TASK GOAL: Work out how many lines hold the string "What". The answer is a single number, nothing more.

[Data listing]
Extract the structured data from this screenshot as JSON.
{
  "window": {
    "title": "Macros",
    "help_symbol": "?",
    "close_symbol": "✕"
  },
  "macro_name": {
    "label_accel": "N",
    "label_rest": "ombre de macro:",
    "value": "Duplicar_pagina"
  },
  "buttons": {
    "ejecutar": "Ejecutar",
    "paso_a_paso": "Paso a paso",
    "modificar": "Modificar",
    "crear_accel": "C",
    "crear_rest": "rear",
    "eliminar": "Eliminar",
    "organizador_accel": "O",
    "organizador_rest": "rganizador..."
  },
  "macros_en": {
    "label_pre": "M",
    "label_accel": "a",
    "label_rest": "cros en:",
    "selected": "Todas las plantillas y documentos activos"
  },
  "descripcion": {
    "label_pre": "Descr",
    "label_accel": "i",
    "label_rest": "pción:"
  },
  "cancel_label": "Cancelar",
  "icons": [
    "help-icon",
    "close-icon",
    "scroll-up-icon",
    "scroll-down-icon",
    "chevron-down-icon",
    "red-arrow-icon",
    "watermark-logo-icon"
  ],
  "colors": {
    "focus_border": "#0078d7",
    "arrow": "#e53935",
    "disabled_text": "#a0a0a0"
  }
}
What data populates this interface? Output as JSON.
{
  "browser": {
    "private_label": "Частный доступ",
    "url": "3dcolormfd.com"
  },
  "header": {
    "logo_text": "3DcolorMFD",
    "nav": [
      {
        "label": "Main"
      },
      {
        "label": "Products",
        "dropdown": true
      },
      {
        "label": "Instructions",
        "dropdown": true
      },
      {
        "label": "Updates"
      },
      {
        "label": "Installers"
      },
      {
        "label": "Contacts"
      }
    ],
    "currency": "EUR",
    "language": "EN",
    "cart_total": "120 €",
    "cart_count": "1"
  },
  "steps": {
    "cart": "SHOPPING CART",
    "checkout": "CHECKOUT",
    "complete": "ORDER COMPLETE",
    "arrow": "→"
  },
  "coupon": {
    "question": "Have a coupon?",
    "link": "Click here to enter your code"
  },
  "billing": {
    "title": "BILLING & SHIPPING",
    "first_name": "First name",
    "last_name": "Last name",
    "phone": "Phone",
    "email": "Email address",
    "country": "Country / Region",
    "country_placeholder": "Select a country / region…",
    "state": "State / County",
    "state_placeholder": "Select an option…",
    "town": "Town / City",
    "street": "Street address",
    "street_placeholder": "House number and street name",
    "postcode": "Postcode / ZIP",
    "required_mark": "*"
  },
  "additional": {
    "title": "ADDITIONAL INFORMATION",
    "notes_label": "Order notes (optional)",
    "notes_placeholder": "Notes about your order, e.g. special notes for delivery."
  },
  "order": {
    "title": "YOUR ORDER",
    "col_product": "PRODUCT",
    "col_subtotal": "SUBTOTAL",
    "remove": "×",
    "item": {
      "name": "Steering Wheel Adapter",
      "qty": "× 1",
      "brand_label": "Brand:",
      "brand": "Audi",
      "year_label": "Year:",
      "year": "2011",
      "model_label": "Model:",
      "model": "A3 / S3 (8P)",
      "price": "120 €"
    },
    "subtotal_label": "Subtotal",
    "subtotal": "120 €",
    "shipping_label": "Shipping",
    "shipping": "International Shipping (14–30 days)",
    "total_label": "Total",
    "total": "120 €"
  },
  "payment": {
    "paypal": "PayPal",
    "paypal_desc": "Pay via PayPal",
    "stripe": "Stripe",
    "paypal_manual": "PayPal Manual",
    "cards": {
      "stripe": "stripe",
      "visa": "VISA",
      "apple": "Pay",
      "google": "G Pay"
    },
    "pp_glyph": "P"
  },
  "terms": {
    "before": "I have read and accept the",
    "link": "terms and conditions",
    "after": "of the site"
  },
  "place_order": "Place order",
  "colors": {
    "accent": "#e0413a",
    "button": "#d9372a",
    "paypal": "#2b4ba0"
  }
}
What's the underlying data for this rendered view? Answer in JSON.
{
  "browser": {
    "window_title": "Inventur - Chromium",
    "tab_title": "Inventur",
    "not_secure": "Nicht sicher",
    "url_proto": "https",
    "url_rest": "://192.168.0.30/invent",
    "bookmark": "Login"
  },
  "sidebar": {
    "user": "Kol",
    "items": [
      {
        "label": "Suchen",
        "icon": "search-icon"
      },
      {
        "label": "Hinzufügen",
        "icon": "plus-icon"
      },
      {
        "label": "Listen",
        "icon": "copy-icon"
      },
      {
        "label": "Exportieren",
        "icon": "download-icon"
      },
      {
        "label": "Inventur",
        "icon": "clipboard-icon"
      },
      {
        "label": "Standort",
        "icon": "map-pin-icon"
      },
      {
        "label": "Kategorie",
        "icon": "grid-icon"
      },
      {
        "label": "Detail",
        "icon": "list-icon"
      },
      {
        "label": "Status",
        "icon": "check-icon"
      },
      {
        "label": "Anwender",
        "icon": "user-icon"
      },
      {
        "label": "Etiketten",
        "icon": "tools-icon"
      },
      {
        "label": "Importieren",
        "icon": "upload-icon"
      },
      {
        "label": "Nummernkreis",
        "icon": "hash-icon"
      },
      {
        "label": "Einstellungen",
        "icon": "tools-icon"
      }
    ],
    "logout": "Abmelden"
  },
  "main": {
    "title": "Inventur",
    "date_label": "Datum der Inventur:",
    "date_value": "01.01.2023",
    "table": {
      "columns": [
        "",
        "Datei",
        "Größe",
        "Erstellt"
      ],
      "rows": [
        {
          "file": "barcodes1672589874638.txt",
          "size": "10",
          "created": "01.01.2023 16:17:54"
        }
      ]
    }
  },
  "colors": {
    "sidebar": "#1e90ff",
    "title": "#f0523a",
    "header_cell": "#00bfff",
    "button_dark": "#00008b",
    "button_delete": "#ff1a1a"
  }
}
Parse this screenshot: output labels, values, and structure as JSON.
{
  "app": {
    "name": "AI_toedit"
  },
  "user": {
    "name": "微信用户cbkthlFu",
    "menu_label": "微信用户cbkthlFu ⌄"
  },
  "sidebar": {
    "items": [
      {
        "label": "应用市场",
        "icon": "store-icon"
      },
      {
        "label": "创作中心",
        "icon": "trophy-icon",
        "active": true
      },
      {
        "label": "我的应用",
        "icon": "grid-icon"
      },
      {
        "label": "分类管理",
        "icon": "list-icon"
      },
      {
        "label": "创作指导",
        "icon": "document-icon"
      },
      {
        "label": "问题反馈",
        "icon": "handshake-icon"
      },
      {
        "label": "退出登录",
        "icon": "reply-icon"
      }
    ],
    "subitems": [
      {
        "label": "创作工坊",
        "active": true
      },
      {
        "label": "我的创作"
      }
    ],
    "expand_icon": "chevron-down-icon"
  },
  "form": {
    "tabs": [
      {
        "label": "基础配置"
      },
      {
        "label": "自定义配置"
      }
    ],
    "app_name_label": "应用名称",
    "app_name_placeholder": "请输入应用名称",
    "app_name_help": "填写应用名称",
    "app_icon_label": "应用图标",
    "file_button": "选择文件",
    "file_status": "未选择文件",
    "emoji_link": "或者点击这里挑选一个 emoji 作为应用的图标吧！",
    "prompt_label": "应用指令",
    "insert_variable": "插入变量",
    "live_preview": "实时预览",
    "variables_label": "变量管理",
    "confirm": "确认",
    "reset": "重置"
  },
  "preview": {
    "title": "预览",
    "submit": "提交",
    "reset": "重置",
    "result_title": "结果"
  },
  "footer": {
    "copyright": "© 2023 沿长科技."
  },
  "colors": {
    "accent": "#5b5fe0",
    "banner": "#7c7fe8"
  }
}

EXERCISE ANSWER: 2